[Start of EXCERPTED DATA]

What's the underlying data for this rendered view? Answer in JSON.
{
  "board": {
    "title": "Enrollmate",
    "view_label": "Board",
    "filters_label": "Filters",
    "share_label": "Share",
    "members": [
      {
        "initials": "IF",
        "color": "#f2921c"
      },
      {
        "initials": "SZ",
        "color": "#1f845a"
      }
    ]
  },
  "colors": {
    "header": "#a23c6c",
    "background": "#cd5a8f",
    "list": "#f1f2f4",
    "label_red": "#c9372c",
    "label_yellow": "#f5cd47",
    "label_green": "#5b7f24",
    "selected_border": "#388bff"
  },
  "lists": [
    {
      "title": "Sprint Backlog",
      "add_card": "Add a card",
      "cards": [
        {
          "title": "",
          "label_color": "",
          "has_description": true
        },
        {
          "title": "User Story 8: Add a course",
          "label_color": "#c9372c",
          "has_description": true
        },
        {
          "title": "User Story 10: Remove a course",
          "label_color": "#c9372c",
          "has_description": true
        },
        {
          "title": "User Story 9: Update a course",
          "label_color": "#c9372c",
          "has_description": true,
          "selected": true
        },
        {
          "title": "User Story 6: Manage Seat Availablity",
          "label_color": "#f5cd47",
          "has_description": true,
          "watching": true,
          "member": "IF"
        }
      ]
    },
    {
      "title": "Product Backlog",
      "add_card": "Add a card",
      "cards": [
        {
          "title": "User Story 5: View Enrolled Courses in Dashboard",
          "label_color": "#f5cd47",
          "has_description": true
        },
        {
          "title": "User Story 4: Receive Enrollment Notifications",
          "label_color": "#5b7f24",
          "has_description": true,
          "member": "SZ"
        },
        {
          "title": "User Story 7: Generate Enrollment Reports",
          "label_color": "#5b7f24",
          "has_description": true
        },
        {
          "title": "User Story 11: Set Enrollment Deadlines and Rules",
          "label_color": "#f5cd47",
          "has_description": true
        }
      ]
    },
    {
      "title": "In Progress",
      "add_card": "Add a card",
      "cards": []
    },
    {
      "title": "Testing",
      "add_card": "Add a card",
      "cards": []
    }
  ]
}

[End of EXCERPTED DATA]

#### WORK TO COMPLETE
From the first line to the last, retype the data exactly.

#### CORRECT RESULT
What's the underlying data for this rendered view? Answer in JSON.
{
  "board": {
    "title": "Enrollmate",
    "view_label": "Board",
    "filters_label": "Filters",
    "share_label": "Share",
    "members": [
      {
        "initials": "IF",
        "color": "#f2921c"
      },
      {
        "initials": "SZ",
        "color": "#1f845a"
      }
    ]
  },
  "colors": {
    "header": "#a23c6c",
    "background": "#cd5a8f",
    "list": "#f1f2f4",
    "label_red": "#c9372c",
    "label_yellow": "#f5cd47",
    "label_green": "#5b7f24",
    "selected_border": "#388bff"
  },
  "lists": [
    {
      "title": "Sprint Backlog",
      "add_card": "Add a card",
      "cards": [
        {
          "title": "",
          "label_color": "",
          "has_description": true
        },
        {
          "title": "User Story 8: Add a course",
          "label_color": "#c9372c",
          "has_description": true
        },
        {
          "title": "User Story 10: Remove a course",
          "label_color": "#c9372c",
          "has_description": true
        },
        {
          "title": "User Story 9: Update a course",
          "label_color": "#c9372c",
          "has_description": true,
          "selected": true
        },
        {
          "title": "User Story 6: Manage Seat Availablity",
          "label_color": "#f5cd47",
          "has_description": true,
          "watching": true,
          "member": "IF"
        }
      ]
    },
    {
      "title": "Product Backlog",
      "add_card": "Add a card",
      "cards": [
        {
          "title": "User Story 5: View Enrolled Courses in Dashboard",
          "label_color": "#f5cd47",
          "has_description": true
        },
        {
          "title": "User Story 4: Receive Enrollment Notifications",
          "label_color": "#5b7f24",
          "has_description": true,
          "member": "SZ"
        },
        {
          "title": "User Story 7: Generate Enrollment Reports",
          "label_color": "#5b7f24",
          "has_description": true
        },
        {
          "title": "User Story 11: Set Enrollment Deadlines and Rules",
          "label_color": "#f5cd47",
          "has_description": true
        }
      ]
    },
    {
      "title": "In Progress",
      "add_card": "Add a card",
      "cards": []
    },
    {
      "title": "Testing",
      "add_card": "Add a card",
      "cards": []
    }
  ]
}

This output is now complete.